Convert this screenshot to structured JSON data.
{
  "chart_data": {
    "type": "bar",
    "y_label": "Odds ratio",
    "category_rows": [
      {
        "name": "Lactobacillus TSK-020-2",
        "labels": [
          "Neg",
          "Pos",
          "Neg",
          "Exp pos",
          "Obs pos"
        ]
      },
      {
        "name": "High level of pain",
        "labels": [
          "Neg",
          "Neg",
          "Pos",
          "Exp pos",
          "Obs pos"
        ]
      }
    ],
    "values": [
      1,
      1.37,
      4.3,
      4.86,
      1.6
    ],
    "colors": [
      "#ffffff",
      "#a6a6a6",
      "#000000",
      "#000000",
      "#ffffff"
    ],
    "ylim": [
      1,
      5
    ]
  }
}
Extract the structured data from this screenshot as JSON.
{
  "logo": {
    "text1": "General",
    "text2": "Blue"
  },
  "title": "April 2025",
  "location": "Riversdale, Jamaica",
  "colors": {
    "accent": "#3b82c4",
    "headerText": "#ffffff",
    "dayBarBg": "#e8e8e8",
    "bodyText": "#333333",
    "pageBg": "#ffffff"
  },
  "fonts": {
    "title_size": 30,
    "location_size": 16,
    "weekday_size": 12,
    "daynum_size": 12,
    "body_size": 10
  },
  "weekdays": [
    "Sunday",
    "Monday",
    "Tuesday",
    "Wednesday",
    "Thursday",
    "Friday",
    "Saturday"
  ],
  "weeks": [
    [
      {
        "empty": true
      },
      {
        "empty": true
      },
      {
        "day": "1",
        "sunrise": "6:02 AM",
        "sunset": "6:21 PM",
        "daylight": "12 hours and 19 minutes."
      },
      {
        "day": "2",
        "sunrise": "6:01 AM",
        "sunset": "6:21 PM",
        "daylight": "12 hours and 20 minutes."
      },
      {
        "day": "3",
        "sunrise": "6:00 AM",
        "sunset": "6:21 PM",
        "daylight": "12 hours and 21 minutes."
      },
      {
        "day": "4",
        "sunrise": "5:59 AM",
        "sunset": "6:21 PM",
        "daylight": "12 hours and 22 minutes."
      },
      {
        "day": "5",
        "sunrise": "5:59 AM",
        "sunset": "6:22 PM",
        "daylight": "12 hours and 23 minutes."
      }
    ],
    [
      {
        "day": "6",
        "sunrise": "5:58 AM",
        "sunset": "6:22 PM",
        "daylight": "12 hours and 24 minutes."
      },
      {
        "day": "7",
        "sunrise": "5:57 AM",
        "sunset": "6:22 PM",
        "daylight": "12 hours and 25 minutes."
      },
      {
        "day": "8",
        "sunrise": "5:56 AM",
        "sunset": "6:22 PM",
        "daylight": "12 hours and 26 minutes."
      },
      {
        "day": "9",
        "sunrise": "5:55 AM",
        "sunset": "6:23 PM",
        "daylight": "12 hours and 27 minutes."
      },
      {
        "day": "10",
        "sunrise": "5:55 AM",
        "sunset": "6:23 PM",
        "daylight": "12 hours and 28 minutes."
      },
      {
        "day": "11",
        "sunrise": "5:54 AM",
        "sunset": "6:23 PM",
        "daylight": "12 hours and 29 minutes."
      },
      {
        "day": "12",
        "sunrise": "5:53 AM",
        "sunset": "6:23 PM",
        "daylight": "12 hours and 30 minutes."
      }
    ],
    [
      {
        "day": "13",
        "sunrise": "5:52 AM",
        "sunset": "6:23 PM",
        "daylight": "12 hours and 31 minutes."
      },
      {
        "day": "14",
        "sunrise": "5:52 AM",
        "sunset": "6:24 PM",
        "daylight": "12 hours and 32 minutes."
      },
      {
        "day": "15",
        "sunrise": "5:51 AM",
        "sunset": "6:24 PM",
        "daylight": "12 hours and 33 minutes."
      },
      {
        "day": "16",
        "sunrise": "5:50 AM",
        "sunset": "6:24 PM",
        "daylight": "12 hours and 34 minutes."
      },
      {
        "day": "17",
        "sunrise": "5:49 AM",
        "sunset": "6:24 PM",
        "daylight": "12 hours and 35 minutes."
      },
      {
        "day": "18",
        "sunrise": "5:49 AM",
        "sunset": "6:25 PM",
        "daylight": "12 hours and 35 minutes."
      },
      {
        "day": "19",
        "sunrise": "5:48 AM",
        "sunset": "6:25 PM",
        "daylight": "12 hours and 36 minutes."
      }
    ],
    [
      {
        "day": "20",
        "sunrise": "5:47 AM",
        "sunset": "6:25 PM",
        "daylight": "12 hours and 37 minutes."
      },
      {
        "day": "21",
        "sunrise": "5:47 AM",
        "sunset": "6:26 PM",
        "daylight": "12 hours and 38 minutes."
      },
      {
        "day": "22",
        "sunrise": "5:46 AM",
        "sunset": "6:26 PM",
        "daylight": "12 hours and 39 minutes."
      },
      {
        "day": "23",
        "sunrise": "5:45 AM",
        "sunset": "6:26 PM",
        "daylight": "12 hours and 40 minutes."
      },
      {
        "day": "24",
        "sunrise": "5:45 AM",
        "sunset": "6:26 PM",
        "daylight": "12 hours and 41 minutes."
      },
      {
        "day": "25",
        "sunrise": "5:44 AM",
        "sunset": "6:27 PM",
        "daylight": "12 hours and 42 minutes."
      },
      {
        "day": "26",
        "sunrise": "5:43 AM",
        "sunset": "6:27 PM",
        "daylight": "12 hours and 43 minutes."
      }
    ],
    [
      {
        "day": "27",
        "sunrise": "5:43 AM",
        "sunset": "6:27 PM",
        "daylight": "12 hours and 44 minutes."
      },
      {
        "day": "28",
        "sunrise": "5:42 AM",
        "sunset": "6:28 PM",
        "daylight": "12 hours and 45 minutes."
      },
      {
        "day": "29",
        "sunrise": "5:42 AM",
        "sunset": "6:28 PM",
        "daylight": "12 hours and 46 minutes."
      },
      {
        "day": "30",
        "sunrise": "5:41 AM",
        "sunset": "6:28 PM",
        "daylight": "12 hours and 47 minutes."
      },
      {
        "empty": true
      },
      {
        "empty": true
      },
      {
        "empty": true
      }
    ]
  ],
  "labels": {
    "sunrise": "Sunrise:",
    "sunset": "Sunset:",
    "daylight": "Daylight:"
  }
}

[To be done]
Repeat the records above exactly, leaving none out.

[Answer for this exercise]
Convert this screenshot to structured JSON data.
{
  "chart_data": {
    "type": "bar",
    "y_label": "Odds ratio",
    "category_rows": [
      {
        "name": "Lactobacillus TSK-020-2",
        "labels": [
          "Neg",
          "Pos",
          "Neg",
          "Exp pos",
          "Obs pos"
        ]
      },
      {
        "name": "High level of pain",
        "labels": [
          "Neg",
          "Neg",
          "Pos",
          "Exp pos",
          "Obs pos"
        ]
      }
    ],
    "values": [
      1,
      1.37,
      4.3,
      4.86,
      1.6
    ],
    "colors": [
      "#ffffff",
      "#a6a6a6",
      "#000000",
      "#000000",
      "#ffffff"
    ],
    "ylim": [
      1,
      5
    ]
  }
}
Extract the structured data from this screenshot as JSON.
{
  "logo": {
    "text1": "General",
    "text2": "Blue"
  },
  "title": "April 2025",
  "location": "Riversdale, Jamaica",
  "colors": {
    "accent": "#3b82c4",
    "headerText": "#ffffff",
    "dayBarBg": "#e8e8e8",
    "bodyText": "#333333",
    "pageBg": "#ffffff"
  },
  "fonts": {
    "title_size": 30,
    "location_size": 16,
    "weekday_size": 12,
    "daynum_size": 12,
    "body_size": 10
  },
  "weekdays": [
    "Sunday",
    "Monday",
    "Tuesday",
    "Wednesday",
    "Thursday",
    "Friday",
    "Saturday"
  ],
  "weeks": [
    [
      {
        "empty": true
      },
      {
        "empty": true
      },
      {
        "day": "1",
        "sunrise": "6:02 AM",
        "sunset": "6:21 PM",
        "daylight": "12 hours and 19 minutes."
      },
      {
        "day": "2",
        "sunrise": "6:01 AM",
        "sunset": "6:21 PM",
        "daylight": "12 hours and 20 minutes."
      },
      {
        "day": "3",
        "sunrise": "6:00 AM",
        "sunset": "6:21 PM",
        "daylight": "12 hours and 21 minutes."
      },
      {
        "day": "4",
        "sunrise": "5:59 AM",
        "sunset": "6:21 PM",
        "daylight": "12 hours and 22 minutes."
      },
      {
        "day": "5",
        "sunrise": "5:59 AM",
        "sunset": "6:22 PM",
        "daylight": "12 hours and 23 minutes."
      }
    ],
    [
      {
        "day": "6",
        "sunrise": "5:58 AM",
        "sunset": "6:22 PM",
        "daylight": "12 hours and 24 minutes."
      },
      {
        "day": "7",
        "sunrise": "5:57 AM",
        "sunset": "6:22 PM",
        "daylight": "12 hours and 25 minutes."
      },
      {
        "day": "8",
        "sunrise": "5:56 AM",
        "sunset": "6:22 PM",
        "daylight": "12 hours and 26 minutes."
      },
      {
        "day": "9",
        "sunrise": "5:55 AM",
        "sunset": "6:23 PM",
        "daylight": "12 hours and 27 minutes."
      },
      {
        "day": "10",
        "sunrise": "5:55 AM",
        "sunset": "6:23 PM",
        "daylight": "12 hours and 28 minutes."
      },
      {
        "day": "11",
        "sunrise": "5:54 AM",
        "sunset": "6:23 PM",
        "daylight": "12 hours and 29 minutes."
      },
      {
        "day": "12",
        "sunrise": "5:53 AM",
        "sunset": "6:23 PM",
        "daylight": "12 hours and 30 minutes."
      }
    ],
    [
      {
        "day": "13",
        "sunrise": "5:52 AM",
        "sunset": "6:23 PM",
        "daylight": "12 hours and 31 minutes."
      },
      {
        "day": "14",
        "sunrise": "5:52 AM",
        "sunset": "6:24 PM",
        "daylight": "12 hours and 32 minutes."
      },
      {
        "day": "15",
        "sunrise": "5:51 AM",
        "sunset": "6:24 PM",
        "daylight": "12 hours and 33 minutes."
      },
      {
        "day": "16",
        "sunrise": "5:50 AM",
        "sunset": "6:24 PM",
        "daylight": "12 hours and 34 minutes."
      },
      {
        "day": "17",
        "sunrise": "5:49 AM",
        "sunset": "6:24 PM",
        "daylight": "12 hours and 35 minutes."
      },
      {
        "day": "18",
        "sunrise": "5:49 AM",
        "sunset": "6:25 PM",
        "daylight": "12 hours and 35 minutes."
      },
      {
        "day": "19",
        "sunrise": "5:48 AM",
        "sunset": "6:25 PM",
        "daylight": "12 hours and 36 minutes."
      }
    ],
    [
      {
        "day": "20",
        "sunrise": "5:47 AM",
        "sunset": "6:25 PM",
        "daylight": "12 hours and 37 minutes."
      },
      {
        "day": "21",
        "sunrise": "5:47 AM",
        "sunset": "6:26 PM",
        "daylight": "12 hours and 38 minutes."
      },
      {
        "day": "22",
        "sunrise": "5:46 AM",
        "sunset": "6:26 PM",
        "daylight": "12 hours and 39 minutes."
      },
      {
        "day": "23",
        "sunrise": "5:45 AM",
        "sunset": "6:26 PM",
        "daylight": "12 hours and 40 minutes."
      },
      {
        "day": "24",
        "sunrise": "5:45 AM",
        "sunset": "6:26 PM",
        "daylight": "12 hours and 41 minutes."
      },
      {
        "day": "25",
        "sunrise": "5:44 AM",
        "sunset": "6:27 PM",
        "daylight": "12 hours and 42 minutes."
      },
      {
        "day": "26",
        "sunrise": "5:43 AM",
        "sunset": "6:27 PM",
        "daylight": "12 hours and 43 minutes."
      }
    ],
    [
      {
        "day": "27",
        "sunrise": "5:43 AM",
        "sunset": "6:27 PM",
        "daylight": "12 hours and 44 minutes."
      },
      {
        "day": "28",
        "sunrise": "5:42 AM",
        "sunset": "6:28 PM",
        "daylight": "12 hours and 45 minutes."
      },
      {
        "day": "29",
        "sunrise": "5:42 AM",
        "sunset": "6:28 PM",
        "daylight": "12 hours and 46 minutes."
      },
      {
        "day": "30",
        "sunrise": "5:41 AM",
        "sunset": "6:28 PM",
        "daylight": "12 hours and 47 minutes."
      },
      {
        "empty": true
      },
      {
        "empty": true
      },
      {
        "empty": true
      }
    ]
  ],
  "labels": {
    "sunrise": "Sunrise:",
    "sunset": "Sunset:",
    "daylight": "Daylight:"
  }
}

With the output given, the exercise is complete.